» **WRITTEN INSTRUCTION**
Look over the lines below. Report each one that includes the string "color".

» **RECORDS TO PROCESS**
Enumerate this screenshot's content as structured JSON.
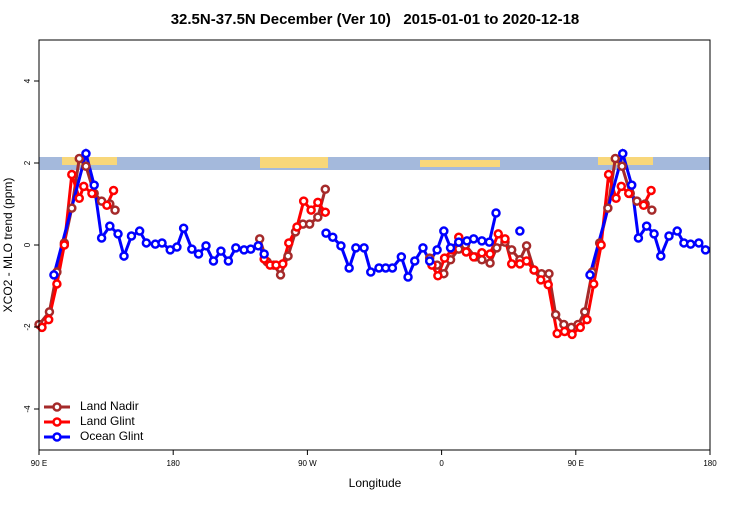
{
  "chart_data": {
    "type": "line",
    "title": "32.5N-37.5N December (Ver 10)   2015-01-01 to 2020-12-18",
    "xlabel": "Longitude",
    "ylabel": "XCO2 - MLO trend (ppm)",
    "xlim": [
      90,
      540
    ],
    "ylim": [
      -5,
      5
    ],
    "xticks": [
      {
        "value": 90,
        "label": "90 E"
      },
      180,
      {
        "value": 270,
        "label": "90 W"
      },
      {
        "value": 360,
        "label": "0"
      },
      {
        "value": 450,
        "label": "90 E"
      },
      {
        "value": 540,
        "label": "180"
      }
    ],
    "yticks": [
      -4,
      -2,
      0,
      2,
      4
    ],
    "legend": "bottom-left",
    "series": [
      {
        "name": "Land Nadir",
        "color": "#a52a2a",
        "x": [
          90,
          97,
          102,
          107,
          112,
          117,
          121.5,
          127,
          132,
          137.5,
          141,
          null,
          238,
          243,
          247.5,
          252,
          257,
          262,
          267,
          271.5,
          277,
          282,
          null,
          352,
          357,
          361.5,
          366,
          371.5,
          376,
          382.5,
          387,
          392.5,
          397,
          402.5,
          407,
          412.5,
          417,
          422,
          427,
          432,
          436.5,
          442,
          447,
          451.5,
          456,
          461,
          466,
          471.5,
          476.5,
          481,
          486.5,
          491,
          496.5,
          501
        ],
        "values": [
          -1.94,
          -1.63,
          -0.66,
          0.05,
          0.9,
          2.11,
          1.92,
          1.26,
          1.07,
          1.0,
          0.85,
          null,
          0.15,
          -0.41,
          -0.49,
          -0.73,
          -0.27,
          0.32,
          0.51,
          0.51,
          0.68,
          1.36,
          null,
          -0.32,
          -0.49,
          -0.7,
          -0.36,
          -0.1,
          0,
          -0.29,
          -0.36,
          -0.44,
          -0.07,
          0.07,
          -0.12,
          -0.36,
          -0.02,
          -0.61,
          -0.7,
          -0.7,
          -1.7,
          -1.94,
          -2.01,
          -1.94,
          -1.63,
          -0.66,
          0.05,
          0.9,
          2.11,
          1.92,
          1.26,
          1.07,
          1.0,
          0.85
        ]
      },
      {
        "name": "Land Glint",
        "color": "#ff0000",
        "x": [
          92,
          96.5,
          102,
          107,
          112,
          117,
          120,
          125.5,
          135.5,
          140,
          null,
          241,
          245,
          249,
          253.5,
          257.5,
          263,
          267.5,
          272.5,
          277,
          282,
          null,
          353.5,
          357.5,
          362,
          367,
          371.5,
          376.5,
          381.5,
          387,
          392.5,
          398,
          402.5,
          407,
          412.5,
          417,
          422,
          426.5,
          431.5,
          437.5,
          442.5,
          447.5,
          453,
          457.5,
          462,
          467,
          472,
          477,
          480.5,
          485.5,
          495.5,
          500.5
        ],
        "values": [
          -2.01,
          -1.82,
          -0.95,
          0,
          1.72,
          1.14,
          1.43,
          1.26,
          0.97,
          1.33,
          null,
          -0.34,
          -0.49,
          -0.49,
          -0.46,
          0.05,
          0.44,
          1.07,
          0.85,
          1.04,
          0.8,
          null,
          -0.49,
          -0.75,
          -0.32,
          -0.12,
          0.19,
          -0.17,
          -0.29,
          -0.19,
          -0.22,
          0.27,
          0.15,
          -0.46,
          -0.46,
          -0.39,
          -0.61,
          -0.85,
          -0.97,
          -2.16,
          -2.11,
          -2.18,
          -2.01,
          -1.82,
          -0.95,
          0,
          1.72,
          1.14,
          1.43,
          1.26,
          0.97,
          1.33
        ]
      },
      {
        "name": "Ocean Glint",
        "color": "#0000ff",
        "x": [
          100,
          121.5,
          127,
          132,
          137.5,
          143,
          147,
          152,
          157.5,
          162,
          168,
          172.5,
          178,
          182.5,
          187,
          192.5,
          197,
          202,
          207,
          212,
          217,
          222,
          227.5,
          232,
          237,
          241,
          null,
          282.5,
          287,
          292.5,
          298,
          302.5,
          308,
          312.5,
          318,
          322.5,
          327,
          333,
          337.5,
          342,
          347.5,
          352,
          357,
          361.5,
          366,
          371.5,
          377,
          381.5,
          387,
          392,
          396.5,
          null,
          412.5,
          null,
          459.5,
          481.5,
          487.5,
          492,
          497.5,
          502.5,
          507,
          512.5,
          518,
          522.5,
          527,
          532.5,
          537
        ],
        "values": [
          -0.73,
          2.23,
          1.46,
          0.17,
          0.46,
          0.27,
          -0.27,
          0.22,
          0.34,
          0.05,
          0.02,
          0.05,
          -0.12,
          -0.05,
          0.41,
          -0.1,
          -0.22,
          -0.02,
          -0.39,
          -0.15,
          -0.39,
          -0.07,
          -0.12,
          -0.1,
          -0.02,
          -0.22,
          null,
          0.29,
          0.19,
          -0.02,
          -0.56,
          -0.07,
          -0.07,
          -0.66,
          -0.56,
          -0.56,
          -0.56,
          -0.29,
          -0.78,
          -0.39,
          -0.07,
          -0.39,
          -0.12,
          0.34,
          -0.07,
          0.07,
          0.1,
          0.15,
          0.1,
          0.07,
          0.78,
          null,
          0.34,
          null,
          -0.73,
          2.23,
          1.46,
          0.17,
          0.46,
          0.27,
          -0.27,
          0.22,
          0.34,
          0.05,
          0.02,
          0.05,
          -0.12
        ]
      }
    ]
  }
}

» **SOLUTION TO THE PROBLEM**
        "color": "#a52a2a",
        "color": "#ff0000",
        "color": "#0000ff",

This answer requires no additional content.